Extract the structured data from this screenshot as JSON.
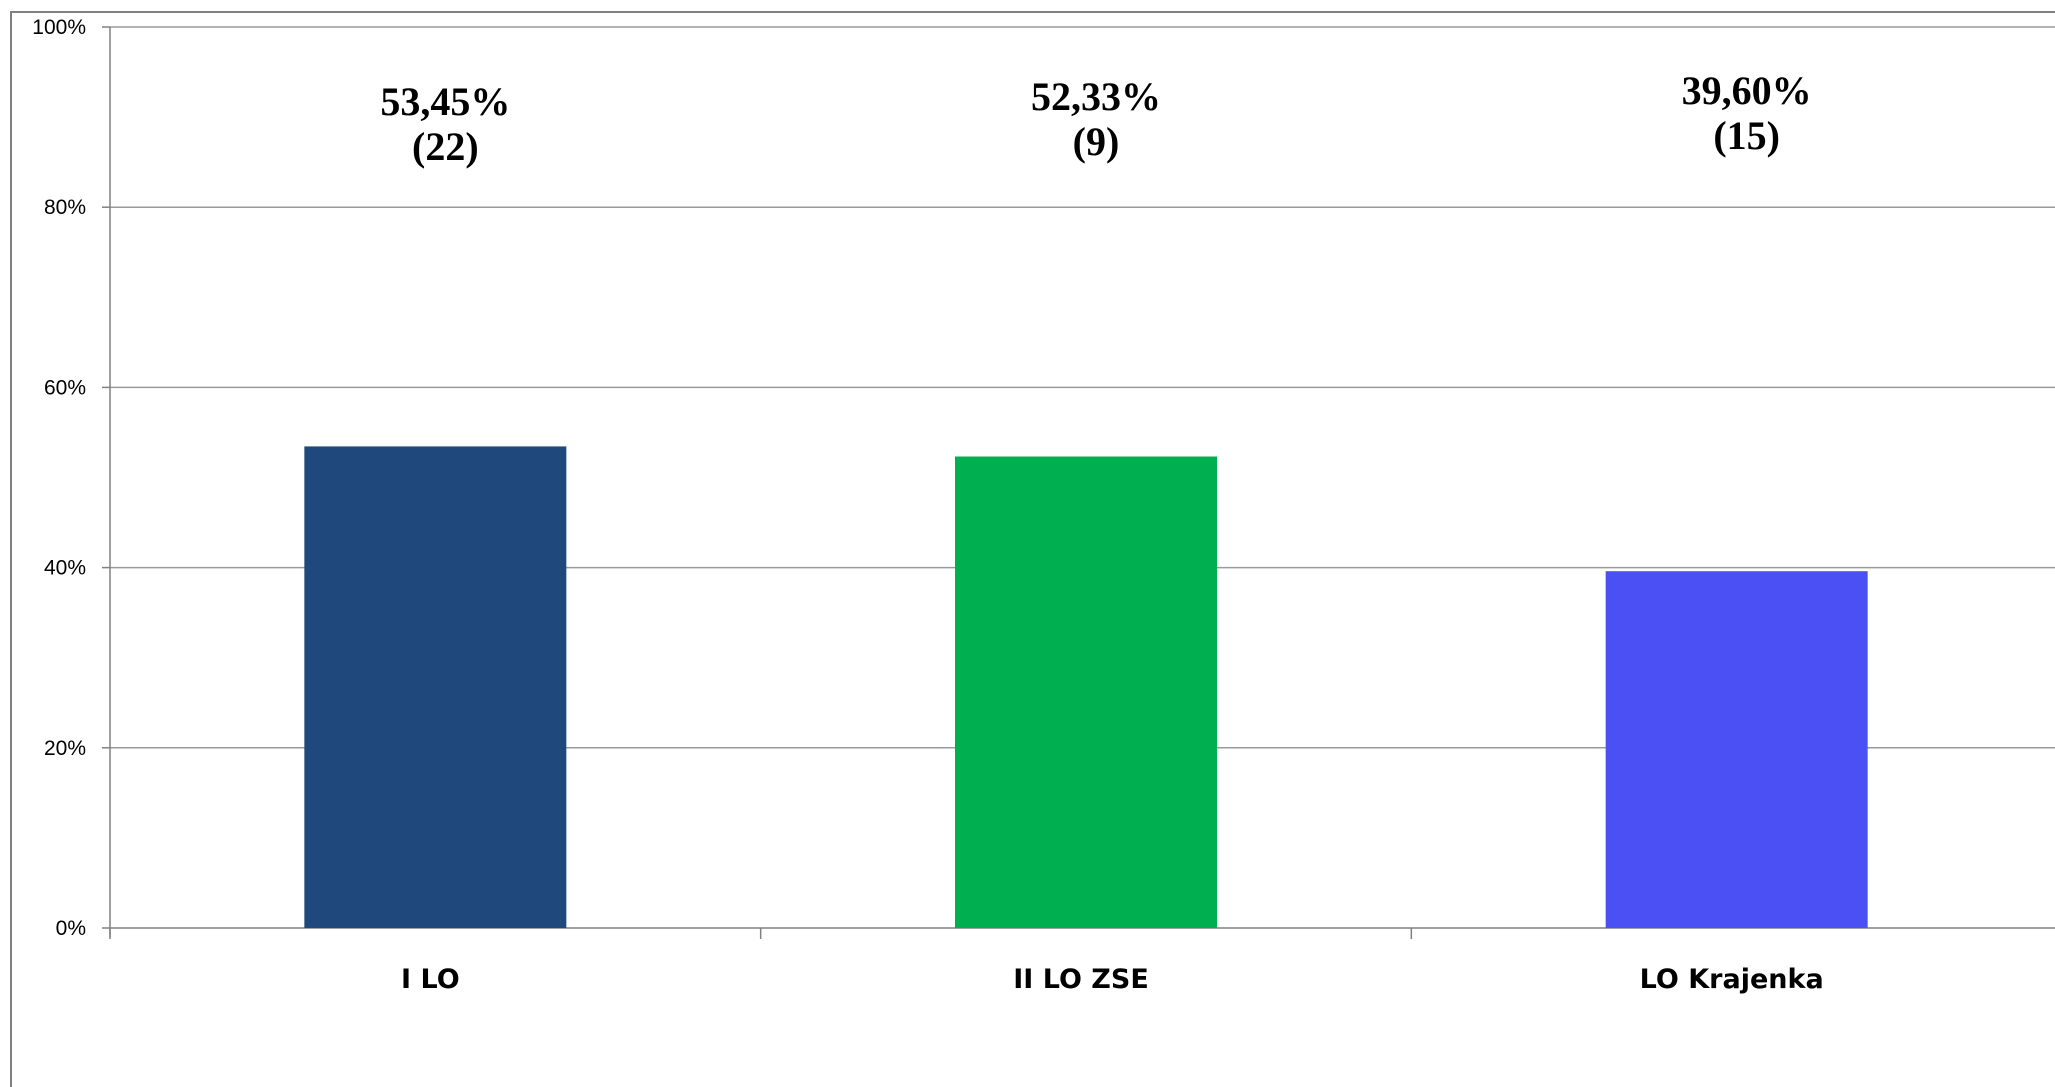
{
  "chart_data": {
    "type": "bar",
    "categories": [
      "I LO",
      "II LO ZSE",
      "LO Krajenka"
    ],
    "values": [
      53.45,
      52.33,
      39.6
    ],
    "value_labels": [
      "53,45%",
      "52,33%",
      "39,60%"
    ],
    "count_labels": [
      "(22)",
      "(9)",
      "(15)"
    ],
    "colors": [
      "#1f497d",
      "#00b050",
      "#4b50f5"
    ],
    "ylim": [
      0,
      100
    ],
    "yticks": [
      0,
      20,
      40,
      60,
      80,
      100
    ],
    "ytick_labels": [
      "0%",
      "20%",
      "40%",
      "60%",
      "80%",
      "100%"
    ],
    "grid": true,
    "legend": "none"
  }
}
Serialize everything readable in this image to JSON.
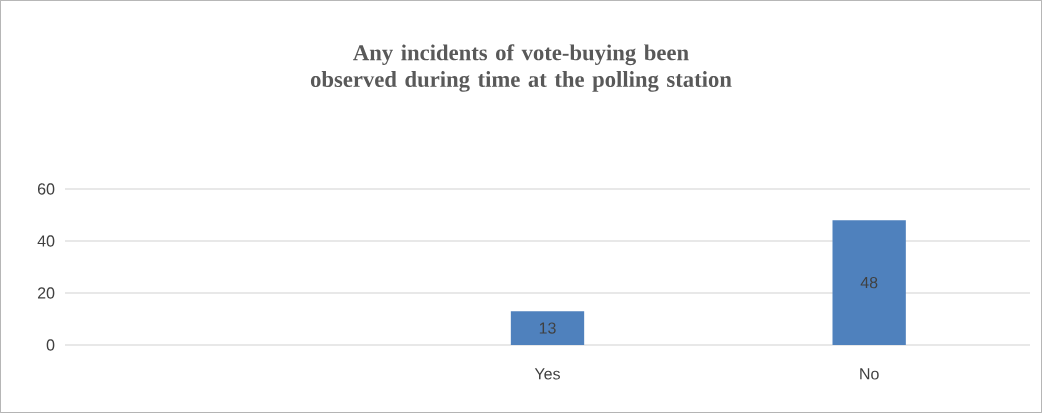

PROBLEM TO SOLVE. Pictures appear in the records above. Output everything except them, exactly.

EXERCISE OUTPUT.
Extract the structured data from this screenshot as JSON.
{
  "chart_data": {
    "type": "bar",
    "categories": [
      "I LO",
      "II LO ZSE",
      "LO Krajenka"
    ],
    "values": [
      53.45,
      52.33,
      39.6
    ],
    "value_labels": [
      "53,45%",
      "52,33%",
      "39,60%"
    ],
    "count_labels": [
      "(22)",
      "(9)",
      "(15)"
    ],
    "colors": [
      "#1f497d",
      "#00b050",
      "#4b50f5"
    ],
    "ylim": [
      0,
      100
    ],
    "yticks": [
      0,
      20,
      40,
      60,
      80,
      100
    ],
    "ytick_labels": [
      "0%",
      "20%",
      "40%",
      "60%",
      "80%",
      "100%"
    ],
    "grid": true,
    "legend": "none"
  }
}
Serialize everything readable in this image to JSON.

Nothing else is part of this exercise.